◆ Goal of the exercise ◆
Return the lines below exactly, starting with the line that contains "What data populates" and stopping after the last line.

◆ Dataset rows ◆
★ ★ ★ ★

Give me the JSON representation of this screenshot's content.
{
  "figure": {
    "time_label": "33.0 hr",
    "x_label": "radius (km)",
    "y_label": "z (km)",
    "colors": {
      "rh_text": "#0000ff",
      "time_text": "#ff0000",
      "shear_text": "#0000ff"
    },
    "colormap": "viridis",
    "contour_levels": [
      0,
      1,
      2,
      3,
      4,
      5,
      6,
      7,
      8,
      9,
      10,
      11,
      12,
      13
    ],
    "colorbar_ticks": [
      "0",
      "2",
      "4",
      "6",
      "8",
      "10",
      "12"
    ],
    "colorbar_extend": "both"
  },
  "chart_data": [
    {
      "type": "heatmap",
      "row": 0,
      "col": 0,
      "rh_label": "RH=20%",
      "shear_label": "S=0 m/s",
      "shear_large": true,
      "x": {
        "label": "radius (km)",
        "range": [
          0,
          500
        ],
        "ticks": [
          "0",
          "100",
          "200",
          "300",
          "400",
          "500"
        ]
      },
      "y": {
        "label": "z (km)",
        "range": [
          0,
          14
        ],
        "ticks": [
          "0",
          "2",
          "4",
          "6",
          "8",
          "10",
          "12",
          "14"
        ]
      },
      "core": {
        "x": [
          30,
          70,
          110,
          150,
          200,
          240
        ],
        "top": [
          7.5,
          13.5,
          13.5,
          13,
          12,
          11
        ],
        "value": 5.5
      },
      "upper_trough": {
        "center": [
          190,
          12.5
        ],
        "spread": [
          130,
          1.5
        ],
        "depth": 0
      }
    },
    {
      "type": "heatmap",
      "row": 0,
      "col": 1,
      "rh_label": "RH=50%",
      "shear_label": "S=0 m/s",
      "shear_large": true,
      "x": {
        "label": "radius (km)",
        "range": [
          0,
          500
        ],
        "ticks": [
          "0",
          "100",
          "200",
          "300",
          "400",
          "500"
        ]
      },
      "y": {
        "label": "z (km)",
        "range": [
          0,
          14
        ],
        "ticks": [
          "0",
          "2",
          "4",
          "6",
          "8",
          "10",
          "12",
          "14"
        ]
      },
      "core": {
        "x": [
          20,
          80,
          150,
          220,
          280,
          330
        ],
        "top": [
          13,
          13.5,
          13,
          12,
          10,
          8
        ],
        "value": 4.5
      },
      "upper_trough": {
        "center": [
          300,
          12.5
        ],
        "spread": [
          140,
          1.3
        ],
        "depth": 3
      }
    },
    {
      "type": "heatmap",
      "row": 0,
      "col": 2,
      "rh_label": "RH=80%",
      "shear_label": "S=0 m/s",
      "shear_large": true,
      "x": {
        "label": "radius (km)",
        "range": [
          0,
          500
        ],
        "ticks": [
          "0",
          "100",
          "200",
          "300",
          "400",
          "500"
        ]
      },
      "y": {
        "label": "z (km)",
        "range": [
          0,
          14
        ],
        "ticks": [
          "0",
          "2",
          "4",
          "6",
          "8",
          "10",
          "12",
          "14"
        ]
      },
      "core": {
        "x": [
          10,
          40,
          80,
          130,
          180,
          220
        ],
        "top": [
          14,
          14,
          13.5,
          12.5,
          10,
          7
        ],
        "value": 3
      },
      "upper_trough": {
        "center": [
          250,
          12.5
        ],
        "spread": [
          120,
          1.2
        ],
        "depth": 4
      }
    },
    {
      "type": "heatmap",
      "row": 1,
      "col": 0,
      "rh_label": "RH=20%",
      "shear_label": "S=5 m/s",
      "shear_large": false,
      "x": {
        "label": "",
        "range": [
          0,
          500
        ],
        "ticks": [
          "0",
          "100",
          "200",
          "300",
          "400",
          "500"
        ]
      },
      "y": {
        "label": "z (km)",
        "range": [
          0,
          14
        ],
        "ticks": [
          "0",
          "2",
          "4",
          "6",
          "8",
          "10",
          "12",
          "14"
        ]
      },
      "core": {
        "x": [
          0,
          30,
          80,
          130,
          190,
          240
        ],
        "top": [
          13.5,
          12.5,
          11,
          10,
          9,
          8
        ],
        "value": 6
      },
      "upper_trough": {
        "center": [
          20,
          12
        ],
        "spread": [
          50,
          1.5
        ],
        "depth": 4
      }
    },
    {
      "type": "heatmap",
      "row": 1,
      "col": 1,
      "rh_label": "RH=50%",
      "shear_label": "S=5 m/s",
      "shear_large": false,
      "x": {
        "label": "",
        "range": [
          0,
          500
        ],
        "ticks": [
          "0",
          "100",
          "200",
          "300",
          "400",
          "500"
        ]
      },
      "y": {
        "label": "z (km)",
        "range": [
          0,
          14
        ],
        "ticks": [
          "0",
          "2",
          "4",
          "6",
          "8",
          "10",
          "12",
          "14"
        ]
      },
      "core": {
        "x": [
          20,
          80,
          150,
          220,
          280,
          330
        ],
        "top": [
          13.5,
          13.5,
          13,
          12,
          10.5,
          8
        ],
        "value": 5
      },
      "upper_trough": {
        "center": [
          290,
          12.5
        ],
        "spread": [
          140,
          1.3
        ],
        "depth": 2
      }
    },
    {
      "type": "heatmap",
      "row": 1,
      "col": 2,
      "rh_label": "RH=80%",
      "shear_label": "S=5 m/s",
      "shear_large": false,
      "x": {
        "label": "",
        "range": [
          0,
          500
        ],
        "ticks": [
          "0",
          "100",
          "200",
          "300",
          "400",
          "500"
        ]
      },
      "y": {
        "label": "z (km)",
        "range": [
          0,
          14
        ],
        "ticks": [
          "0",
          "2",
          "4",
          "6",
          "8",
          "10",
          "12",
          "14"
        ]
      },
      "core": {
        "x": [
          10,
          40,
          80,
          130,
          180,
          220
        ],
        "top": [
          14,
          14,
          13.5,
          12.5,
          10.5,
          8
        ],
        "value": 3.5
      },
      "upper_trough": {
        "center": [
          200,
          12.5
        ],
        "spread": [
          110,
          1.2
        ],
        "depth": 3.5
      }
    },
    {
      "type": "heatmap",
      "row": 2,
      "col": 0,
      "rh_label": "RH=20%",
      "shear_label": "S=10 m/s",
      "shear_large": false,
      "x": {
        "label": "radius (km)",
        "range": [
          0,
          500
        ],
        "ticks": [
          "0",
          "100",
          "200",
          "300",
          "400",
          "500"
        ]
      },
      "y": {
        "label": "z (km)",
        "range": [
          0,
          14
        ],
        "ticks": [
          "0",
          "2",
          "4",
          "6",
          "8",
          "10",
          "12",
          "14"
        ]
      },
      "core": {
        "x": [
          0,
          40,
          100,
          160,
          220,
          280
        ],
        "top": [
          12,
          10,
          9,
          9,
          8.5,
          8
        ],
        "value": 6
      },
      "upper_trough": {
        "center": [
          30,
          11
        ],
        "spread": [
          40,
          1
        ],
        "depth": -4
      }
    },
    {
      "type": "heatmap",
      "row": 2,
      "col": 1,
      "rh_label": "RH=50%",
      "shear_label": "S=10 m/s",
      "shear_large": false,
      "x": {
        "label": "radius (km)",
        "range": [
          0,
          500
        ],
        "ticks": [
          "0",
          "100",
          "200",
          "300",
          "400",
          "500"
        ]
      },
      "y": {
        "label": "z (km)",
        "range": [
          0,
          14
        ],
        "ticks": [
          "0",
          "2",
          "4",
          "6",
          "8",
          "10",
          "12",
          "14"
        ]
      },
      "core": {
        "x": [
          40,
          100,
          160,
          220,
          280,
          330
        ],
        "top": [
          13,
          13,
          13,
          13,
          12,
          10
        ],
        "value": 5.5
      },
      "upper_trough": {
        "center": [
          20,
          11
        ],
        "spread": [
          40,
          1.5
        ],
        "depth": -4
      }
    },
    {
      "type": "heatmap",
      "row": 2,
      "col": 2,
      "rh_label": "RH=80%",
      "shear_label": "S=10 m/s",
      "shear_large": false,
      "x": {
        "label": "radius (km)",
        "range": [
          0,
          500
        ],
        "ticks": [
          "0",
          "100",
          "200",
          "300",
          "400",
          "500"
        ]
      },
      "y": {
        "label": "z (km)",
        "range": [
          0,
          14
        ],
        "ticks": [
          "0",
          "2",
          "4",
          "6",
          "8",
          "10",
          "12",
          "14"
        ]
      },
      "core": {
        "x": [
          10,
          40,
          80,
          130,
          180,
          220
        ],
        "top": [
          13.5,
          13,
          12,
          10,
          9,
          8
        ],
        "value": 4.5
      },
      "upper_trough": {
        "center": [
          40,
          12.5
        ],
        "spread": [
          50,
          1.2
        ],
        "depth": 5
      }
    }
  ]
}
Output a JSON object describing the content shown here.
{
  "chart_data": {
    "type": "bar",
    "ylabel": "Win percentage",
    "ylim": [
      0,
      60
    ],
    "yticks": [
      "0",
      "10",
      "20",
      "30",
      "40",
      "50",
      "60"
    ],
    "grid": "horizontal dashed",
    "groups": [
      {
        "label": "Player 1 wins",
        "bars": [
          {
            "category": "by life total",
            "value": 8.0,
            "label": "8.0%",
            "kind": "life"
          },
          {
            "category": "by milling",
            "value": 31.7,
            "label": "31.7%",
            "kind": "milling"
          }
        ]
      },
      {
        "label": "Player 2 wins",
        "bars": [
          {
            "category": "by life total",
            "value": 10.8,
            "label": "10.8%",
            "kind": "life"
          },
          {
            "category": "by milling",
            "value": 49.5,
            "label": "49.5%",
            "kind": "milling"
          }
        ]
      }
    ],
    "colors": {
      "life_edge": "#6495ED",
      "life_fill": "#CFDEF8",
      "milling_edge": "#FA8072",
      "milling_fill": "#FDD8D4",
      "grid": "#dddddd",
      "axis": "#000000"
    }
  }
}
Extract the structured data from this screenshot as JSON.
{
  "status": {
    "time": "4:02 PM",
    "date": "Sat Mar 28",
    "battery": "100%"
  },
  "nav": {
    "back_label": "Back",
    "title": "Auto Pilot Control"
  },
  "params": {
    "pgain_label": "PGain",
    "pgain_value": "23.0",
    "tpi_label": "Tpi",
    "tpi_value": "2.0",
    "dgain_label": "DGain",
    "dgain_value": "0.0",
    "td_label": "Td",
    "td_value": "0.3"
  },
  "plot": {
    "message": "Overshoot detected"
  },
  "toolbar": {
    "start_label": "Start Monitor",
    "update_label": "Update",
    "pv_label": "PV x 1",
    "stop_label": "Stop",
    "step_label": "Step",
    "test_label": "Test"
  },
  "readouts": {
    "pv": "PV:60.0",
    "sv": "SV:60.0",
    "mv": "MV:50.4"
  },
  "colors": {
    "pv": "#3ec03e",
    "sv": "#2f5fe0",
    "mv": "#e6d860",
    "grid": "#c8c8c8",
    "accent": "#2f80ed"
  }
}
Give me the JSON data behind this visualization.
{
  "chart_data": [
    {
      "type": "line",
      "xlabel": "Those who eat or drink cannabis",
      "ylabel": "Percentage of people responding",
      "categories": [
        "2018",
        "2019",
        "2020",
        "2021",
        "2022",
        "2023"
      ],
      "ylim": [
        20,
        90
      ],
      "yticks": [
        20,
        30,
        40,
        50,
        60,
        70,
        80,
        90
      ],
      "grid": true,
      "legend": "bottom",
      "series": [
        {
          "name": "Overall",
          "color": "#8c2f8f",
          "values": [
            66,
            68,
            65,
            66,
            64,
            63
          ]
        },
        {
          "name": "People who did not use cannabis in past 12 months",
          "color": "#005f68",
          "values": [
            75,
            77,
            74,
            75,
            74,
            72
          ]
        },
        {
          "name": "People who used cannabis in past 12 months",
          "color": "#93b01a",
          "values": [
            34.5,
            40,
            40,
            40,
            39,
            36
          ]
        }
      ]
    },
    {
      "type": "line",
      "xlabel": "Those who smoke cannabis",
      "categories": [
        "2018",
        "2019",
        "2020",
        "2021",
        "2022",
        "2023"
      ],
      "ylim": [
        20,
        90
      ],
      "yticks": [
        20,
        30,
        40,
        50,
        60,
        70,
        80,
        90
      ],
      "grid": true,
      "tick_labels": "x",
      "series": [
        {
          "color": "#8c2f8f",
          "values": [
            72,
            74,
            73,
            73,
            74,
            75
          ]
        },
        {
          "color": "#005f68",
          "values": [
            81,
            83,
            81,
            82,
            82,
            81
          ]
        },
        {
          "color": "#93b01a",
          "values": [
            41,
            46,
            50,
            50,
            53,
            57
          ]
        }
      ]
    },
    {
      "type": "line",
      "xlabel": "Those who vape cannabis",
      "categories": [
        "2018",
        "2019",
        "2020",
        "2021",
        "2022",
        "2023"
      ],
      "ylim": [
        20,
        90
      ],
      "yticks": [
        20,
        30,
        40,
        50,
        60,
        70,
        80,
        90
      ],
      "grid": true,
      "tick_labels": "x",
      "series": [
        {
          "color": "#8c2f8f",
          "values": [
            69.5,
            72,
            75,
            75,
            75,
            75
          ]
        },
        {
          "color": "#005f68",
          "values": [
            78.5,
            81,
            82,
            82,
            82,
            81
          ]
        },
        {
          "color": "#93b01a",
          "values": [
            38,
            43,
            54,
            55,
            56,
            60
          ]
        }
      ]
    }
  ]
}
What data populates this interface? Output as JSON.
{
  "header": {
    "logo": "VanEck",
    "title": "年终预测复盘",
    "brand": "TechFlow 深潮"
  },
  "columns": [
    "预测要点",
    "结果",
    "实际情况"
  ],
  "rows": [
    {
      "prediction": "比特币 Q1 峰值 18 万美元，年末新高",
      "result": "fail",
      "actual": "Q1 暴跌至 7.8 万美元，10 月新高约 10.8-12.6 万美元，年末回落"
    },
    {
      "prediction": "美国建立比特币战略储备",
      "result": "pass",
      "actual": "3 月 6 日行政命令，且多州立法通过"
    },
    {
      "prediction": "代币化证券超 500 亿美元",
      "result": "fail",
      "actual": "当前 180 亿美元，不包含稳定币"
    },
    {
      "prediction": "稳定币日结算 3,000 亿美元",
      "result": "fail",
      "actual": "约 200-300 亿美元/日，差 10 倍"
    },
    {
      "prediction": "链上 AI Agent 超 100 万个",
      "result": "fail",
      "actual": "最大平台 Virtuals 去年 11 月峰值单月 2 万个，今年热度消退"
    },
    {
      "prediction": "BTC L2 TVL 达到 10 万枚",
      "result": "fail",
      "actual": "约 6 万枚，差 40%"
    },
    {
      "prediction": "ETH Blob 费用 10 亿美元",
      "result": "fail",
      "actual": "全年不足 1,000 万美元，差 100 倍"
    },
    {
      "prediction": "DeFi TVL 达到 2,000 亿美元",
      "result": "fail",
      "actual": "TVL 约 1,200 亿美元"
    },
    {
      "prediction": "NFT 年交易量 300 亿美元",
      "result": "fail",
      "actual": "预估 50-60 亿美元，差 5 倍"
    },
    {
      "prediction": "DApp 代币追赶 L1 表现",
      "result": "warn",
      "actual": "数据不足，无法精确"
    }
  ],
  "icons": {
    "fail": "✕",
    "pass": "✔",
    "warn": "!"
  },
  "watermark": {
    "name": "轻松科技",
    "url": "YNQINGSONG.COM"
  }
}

★ ★ ★ ★

◆ Solution for this problem ◆
What data populates this interface? Output as JSON.
{
  "header": {
    "logo": "VanEck",
    "title": "年终预测复盘",
    "brand": "TechFlow 深潮"
  },
  "columns": [
    "预测要点",
    "结果",
    "实际情况"
  ],
  "rows": [
    {
      "prediction": "比特币 Q1 峰值 18 万美元，年末新高",
      "result": "fail",
      "actual": "Q1 暴跌至 7.8 万美元，10 月新高约 10.8-12.6 万美元，年末回落"
    },
    {
      "prediction": "美国建立比特币战略储备",
      "result": "pass",
      "actual": "3 月 6 日行政命令，且多州立法通过"
    },
    {
      "prediction": "代币化证券超 500 亿美元",
      "result": "fail",
      "actual": "当前 180 亿美元，不包含稳定币"
    },
    {
      "prediction": "稳定币日结算 3,000 亿美元",
      "result": "fail",
      "actual": "约 200-300 亿美元/日，差 10 倍"
    },
    {
      "prediction": "链上 AI Agent 超 100 万个",
      "result": "fail",
      "actual": "最大平台 Virtuals 去年 11 月峰值单月 2 万个，今年热度消退"
    },
    {
      "prediction": "BTC L2 TVL 达到 10 万枚",
      "result": "fail",
      "actual": "约 6 万枚，差 40%"
    },
    {
      "prediction": "ETH Blob 费用 10 亿美元",
      "result": "fail",
      "actual": "全年不足 1,000 万美元，差 100 倍"
    },
    {
      "prediction": "DeFi TVL 达到 2,000 亿美元",
      "result": "fail",
      "actual": "TVL 约 1,200 亿美元"
    },
    {
      "prediction": "NFT 年交易量 300 亿美元",
      "result": "fail",
      "actual": "预估 50-60 亿美元，差 5 倍"
    },
    {
      "prediction": "DApp 代币追赶 L1 表现",
      "result": "warn",
      "actual": "数据不足，无法精确"
    }
  ],
  "icons": {
    "fail": "✕",
    "pass": "✔",
    "warn": "!"
  },
  "watermark": {
    "name": "轻松科技",
    "url": "YNQINGSONG.COM"
  }
}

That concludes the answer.